Your task: Rewrite the records below, changing every occurrence of "column-step-dim-label" to "column-spacing-label" and leaving everything else as it is.

[Data extracted from a collection]
_____
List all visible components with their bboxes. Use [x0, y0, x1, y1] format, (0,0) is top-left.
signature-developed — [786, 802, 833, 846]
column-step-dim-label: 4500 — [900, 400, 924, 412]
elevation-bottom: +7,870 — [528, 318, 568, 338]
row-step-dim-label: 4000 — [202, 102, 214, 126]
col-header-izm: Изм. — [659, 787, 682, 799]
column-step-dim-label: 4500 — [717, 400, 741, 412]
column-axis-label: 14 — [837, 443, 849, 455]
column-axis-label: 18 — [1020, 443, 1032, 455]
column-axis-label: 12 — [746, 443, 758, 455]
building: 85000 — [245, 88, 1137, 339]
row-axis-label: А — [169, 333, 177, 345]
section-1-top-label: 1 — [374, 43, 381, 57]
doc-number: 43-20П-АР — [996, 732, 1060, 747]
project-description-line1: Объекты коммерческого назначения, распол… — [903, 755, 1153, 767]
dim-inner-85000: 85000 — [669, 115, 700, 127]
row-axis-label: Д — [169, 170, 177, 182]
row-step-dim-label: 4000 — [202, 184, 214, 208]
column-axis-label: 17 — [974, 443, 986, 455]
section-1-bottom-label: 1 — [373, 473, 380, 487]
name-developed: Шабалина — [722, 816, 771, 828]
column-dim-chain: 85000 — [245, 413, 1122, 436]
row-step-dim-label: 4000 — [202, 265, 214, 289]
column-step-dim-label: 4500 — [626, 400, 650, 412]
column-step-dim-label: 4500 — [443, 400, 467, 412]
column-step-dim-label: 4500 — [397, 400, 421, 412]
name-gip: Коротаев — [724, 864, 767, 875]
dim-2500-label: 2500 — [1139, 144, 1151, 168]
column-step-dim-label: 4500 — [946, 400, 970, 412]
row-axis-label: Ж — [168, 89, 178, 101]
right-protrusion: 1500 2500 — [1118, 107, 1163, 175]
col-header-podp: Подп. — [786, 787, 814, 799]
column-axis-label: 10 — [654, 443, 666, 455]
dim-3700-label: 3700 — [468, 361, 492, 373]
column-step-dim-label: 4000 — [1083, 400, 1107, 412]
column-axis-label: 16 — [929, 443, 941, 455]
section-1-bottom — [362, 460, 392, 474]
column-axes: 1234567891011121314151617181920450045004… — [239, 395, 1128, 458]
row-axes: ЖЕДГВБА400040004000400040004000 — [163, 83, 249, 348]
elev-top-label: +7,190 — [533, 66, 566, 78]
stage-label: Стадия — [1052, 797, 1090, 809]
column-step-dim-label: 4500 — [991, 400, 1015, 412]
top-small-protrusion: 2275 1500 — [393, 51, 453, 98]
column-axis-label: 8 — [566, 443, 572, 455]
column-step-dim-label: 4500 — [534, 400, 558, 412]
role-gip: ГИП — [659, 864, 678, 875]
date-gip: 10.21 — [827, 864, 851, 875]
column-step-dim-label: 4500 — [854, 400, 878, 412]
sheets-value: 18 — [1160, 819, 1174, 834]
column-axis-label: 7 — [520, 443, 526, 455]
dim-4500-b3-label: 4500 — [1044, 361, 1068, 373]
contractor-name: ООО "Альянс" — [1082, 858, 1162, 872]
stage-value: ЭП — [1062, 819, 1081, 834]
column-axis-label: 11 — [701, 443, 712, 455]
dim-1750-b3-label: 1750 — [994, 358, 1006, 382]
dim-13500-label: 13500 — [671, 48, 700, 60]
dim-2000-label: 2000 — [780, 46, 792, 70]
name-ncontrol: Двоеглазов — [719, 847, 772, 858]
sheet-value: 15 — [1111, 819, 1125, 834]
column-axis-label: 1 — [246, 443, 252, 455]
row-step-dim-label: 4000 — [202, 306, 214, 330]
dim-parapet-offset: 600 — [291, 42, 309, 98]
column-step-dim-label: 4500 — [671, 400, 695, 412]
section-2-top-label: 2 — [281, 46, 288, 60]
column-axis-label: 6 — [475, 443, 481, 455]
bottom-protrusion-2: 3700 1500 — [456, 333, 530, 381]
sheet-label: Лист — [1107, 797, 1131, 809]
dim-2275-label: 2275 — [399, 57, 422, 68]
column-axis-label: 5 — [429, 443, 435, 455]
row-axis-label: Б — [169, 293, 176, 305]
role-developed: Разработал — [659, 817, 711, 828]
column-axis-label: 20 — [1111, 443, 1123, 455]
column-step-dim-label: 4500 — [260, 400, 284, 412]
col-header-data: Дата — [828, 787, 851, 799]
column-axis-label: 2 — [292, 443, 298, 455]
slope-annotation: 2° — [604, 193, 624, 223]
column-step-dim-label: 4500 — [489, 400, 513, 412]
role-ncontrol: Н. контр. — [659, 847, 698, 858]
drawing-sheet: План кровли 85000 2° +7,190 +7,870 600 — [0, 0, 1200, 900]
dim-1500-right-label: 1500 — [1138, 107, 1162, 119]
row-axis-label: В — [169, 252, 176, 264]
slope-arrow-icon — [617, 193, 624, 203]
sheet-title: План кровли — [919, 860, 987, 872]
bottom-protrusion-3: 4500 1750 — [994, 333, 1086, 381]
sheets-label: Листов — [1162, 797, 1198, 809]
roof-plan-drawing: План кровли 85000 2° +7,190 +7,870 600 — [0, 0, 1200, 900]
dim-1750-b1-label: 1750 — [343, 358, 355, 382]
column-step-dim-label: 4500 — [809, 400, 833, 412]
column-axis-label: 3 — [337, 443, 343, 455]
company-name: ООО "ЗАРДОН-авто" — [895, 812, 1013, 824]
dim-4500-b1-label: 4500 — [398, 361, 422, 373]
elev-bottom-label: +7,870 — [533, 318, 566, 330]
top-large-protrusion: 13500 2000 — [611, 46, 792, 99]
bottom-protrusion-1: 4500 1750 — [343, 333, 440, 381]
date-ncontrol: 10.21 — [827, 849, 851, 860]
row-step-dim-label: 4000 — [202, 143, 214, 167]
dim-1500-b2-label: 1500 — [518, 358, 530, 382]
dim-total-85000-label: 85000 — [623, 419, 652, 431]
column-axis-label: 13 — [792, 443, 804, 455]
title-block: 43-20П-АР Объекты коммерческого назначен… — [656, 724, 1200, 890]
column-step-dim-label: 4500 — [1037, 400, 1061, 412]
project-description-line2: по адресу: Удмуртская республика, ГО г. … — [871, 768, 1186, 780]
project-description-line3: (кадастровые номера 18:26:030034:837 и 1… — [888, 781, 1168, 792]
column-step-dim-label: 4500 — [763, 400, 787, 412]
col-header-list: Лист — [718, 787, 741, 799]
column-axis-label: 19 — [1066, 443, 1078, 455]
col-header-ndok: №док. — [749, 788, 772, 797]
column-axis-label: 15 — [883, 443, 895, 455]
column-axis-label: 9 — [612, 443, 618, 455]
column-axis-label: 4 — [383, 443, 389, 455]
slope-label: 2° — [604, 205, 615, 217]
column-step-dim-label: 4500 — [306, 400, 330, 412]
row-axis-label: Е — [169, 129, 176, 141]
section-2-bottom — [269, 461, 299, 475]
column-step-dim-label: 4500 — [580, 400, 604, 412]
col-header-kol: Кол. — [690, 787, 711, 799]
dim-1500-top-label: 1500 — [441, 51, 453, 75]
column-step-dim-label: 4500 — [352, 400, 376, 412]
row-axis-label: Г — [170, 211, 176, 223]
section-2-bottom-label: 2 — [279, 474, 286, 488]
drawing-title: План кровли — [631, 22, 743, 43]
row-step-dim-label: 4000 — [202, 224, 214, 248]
_____
Solved exercise:
List all visible components with their bboxes. Use [x0, y0, x1, y1] format, (0,0) is top-left.
signature-developed — [786, 802, 833, 846]
column-spacing-label: 4500 — [900, 400, 924, 412]
elevation-bottom: +7,870 — [528, 318, 568, 338]
row-step-dim-label: 4000 — [202, 102, 214, 126]
col-header-izm: Изм. — [659, 787, 682, 799]
column-spacing-label: 4500 — [717, 400, 741, 412]
column-axis-label: 14 — [837, 443, 849, 455]
column-axis-label: 18 — [1020, 443, 1032, 455]
column-axis-label: 12 — [746, 443, 758, 455]
building: 85000 — [245, 88, 1137, 339]
row-axis-label: А — [169, 333, 177, 345]
section-1-top-label: 1 — [374, 43, 381, 57]
doc-number: 43-20П-АР — [996, 732, 1060, 747]
project-description-line1: Объекты коммерческого назначения, распол… — [903, 755, 1153, 767]
dim-inner-85000: 85000 — [669, 115, 700, 127]
row-axis-label: Д — [169, 170, 177, 182]
row-step-dim-label: 4000 — [202, 184, 214, 208]
column-axis-label: 17 — [974, 443, 986, 455]
section-1-bottom-label: 1 — [373, 473, 380, 487]
name-developed: Шабалина — [722, 816, 771, 828]
column-dim-chain: 85000 — [245, 413, 1122, 436]
row-step-dim-label: 4000 — [202, 265, 214, 289]
column-spacing-label: 4500 — [626, 400, 650, 412]
column-spacing-label: 4500 — [443, 400, 467, 412]
column-spacing-label: 4500 — [397, 400, 421, 412]
name-gip: Коротаев — [724, 864, 767, 875]
dim-2500-label: 2500 — [1139, 144, 1151, 168]
column-spacing-label: 4500 — [946, 400, 970, 412]
row-axis-label: Ж — [168, 89, 178, 101]
right-protrusion: 1500 2500 — [1118, 107, 1163, 175]
col-header-podp: Подп. — [786, 787, 814, 799]
column-axis-label: 10 — [654, 443, 666, 455]
dim-3700-label: 3700 — [468, 361, 492, 373]
column-spacing-label: 4000 — [1083, 400, 1107, 412]
column-axis-label: 16 — [929, 443, 941, 455]
section-1-bottom — [362, 460, 392, 474]
column-axes: 1234567891011121314151617181920450045004… — [239, 395, 1128, 458]
row-axes: ЖЕДГВБА400040004000400040004000 — [163, 83, 249, 348]
elev-top-label: +7,190 — [533, 66, 566, 78]
stage-label: Стадия — [1052, 797, 1090, 809]
column-spacing-label: 4500 — [991, 400, 1015, 412]
top-small-protrusion: 2275 1500 — [393, 51, 453, 98]
column-axis-label: 8 — [566, 443, 572, 455]
column-spacing-label: 4500 — [534, 400, 558, 412]
role-gip: ГИП — [659, 864, 678, 875]
date-gip: 10.21 — [827, 864, 851, 875]
column-spacing-label: 4500 — [854, 400, 878, 412]
sheets-value: 18 — [1160, 819, 1174, 834]
column-axis-label: 7 — [520, 443, 526, 455]
dim-4500-b3-label: 4500 — [1044, 361, 1068, 373]
contractor-name: ООО "Альянс" — [1082, 858, 1162, 872]
stage-value: ЭП — [1062, 819, 1081, 834]
column-axis-label: 11 — [701, 443, 712, 455]
dim-1750-b3-label: 1750 — [994, 358, 1006, 382]
dim-13500-label: 13500 — [671, 48, 700, 60]
dim-2000-label: 2000 — [780, 46, 792, 70]
name-ncontrol: Двоеглазов — [719, 847, 772, 858]
sheet-value: 15 — [1111, 819, 1125, 834]
column-axis-label: 1 — [246, 443, 252, 455]
row-step-dim-label: 4000 — [202, 306, 214, 330]
dim-parapet-offset: 600 — [291, 42, 309, 98]
column-spacing-label: 4500 — [671, 400, 695, 412]
section-2-top-label: 2 — [281, 46, 288, 60]
column-axis-label: 6 — [475, 443, 481, 455]
bottom-protrusion-2: 3700 1500 — [456, 333, 530, 381]
sheet-label: Лист — [1107, 797, 1131, 809]
dim-2275-label: 2275 — [399, 57, 422, 68]
column-axis-label: 5 — [429, 443, 435, 455]
row-axis-label: Б — [169, 293, 176, 305]
role-developed: Разработал — [659, 817, 711, 828]
column-axis-label: 20 — [1111, 443, 1123, 455]
column-spacing-label: 4500 — [260, 400, 284, 412]
col-header-data: Дата — [828, 787, 851, 799]
column-axis-label: 2 — [292, 443, 298, 455]
slope-annotation: 2° — [604, 193, 624, 223]
column-spacing-label: 4500 — [489, 400, 513, 412]
role-ncontrol: Н. контр. — [659, 847, 698, 858]
drawing-sheet: План кровли 85000 2° +7,190 +7,870 600 — [0, 0, 1200, 900]
dim-1500-right-label: 1500 — [1138, 107, 1162, 119]
row-axis-label: В — [169, 252, 176, 264]
slope-arrow-icon — [617, 193, 624, 203]
sheet-title: План кровли — [919, 860, 987, 872]
bottom-protrusion-3: 4500 1750 — [994, 333, 1086, 381]
sheets-label: Листов — [1162, 797, 1198, 809]
roof-plan-drawing: План кровли 85000 2° +7,190 +7,870 600 — [0, 0, 1200, 900]
dim-1750-b1-label: 1750 — [343, 358, 355, 382]
column-spacing-label: 4500 — [809, 400, 833, 412]
column-axis-label: 3 — [337, 443, 343, 455]
company-name: ООО "ЗАРДОН-авто" — [895, 812, 1013, 824]
dim-4500-b1-label: 4500 — [398, 361, 422, 373]
elev-bottom-label: +7,870 — [533, 318, 566, 330]
top-large-protrusion: 13500 2000 — [611, 46, 792, 99]
bottom-protrusion-1: 4500 1750 — [343, 333, 440, 381]
date-ncontrol: 10.21 — [827, 849, 851, 860]
row-step-dim-label: 4000 — [202, 143, 214, 167]
dim-1500-b2-label: 1500 — [518, 358, 530, 382]
dim-total-85000-label: 85000 — [623, 419, 652, 431]
column-axis-label: 13 — [792, 443, 804, 455]
title-block: 43-20П-АР Объекты коммерческого назначен… — [656, 724, 1200, 890]
column-spacing-label: 4500 — [1037, 400, 1061, 412]
project-description-line2: по адресу: Удмуртская республика, ГО г. … — [871, 768, 1186, 780]
project-description-line3: (кадастровые номера 18:26:030034:837 и 1… — [888, 781, 1168, 792]
column-spacing-label: 4500 — [763, 400, 787, 412]
col-header-list: Лист — [718, 787, 741, 799]
column-axis-label: 19 — [1066, 443, 1078, 455]
col-header-ndok: №док. — [749, 788, 772, 797]
column-axis-label: 15 — [883, 443, 895, 455]
column-axis-label: 9 — [612, 443, 618, 455]
column-axis-label: 4 — [383, 443, 389, 455]
slope-label: 2° — [604, 205, 615, 217]
column-spacing-label: 4500 — [306, 400, 330, 412]
row-axis-label: Е — [169, 129, 176, 141]
section-2-bottom — [269, 461, 299, 475]
column-spacing-label: 4500 — [580, 400, 604, 412]
col-header-kol: Кол. — [690, 787, 711, 799]
dim-1500-top-label: 1500 — [441, 51, 453, 75]
column-spacing-label: 4500 — [352, 400, 376, 412]
row-axis-label: Г — [170, 211, 176, 223]
section-2-bottom-label: 2 — [279, 474, 286, 488]
drawing-title: План кровли — [631, 22, 743, 43]
row-step-dim-label: 4000 — [202, 224, 214, 248]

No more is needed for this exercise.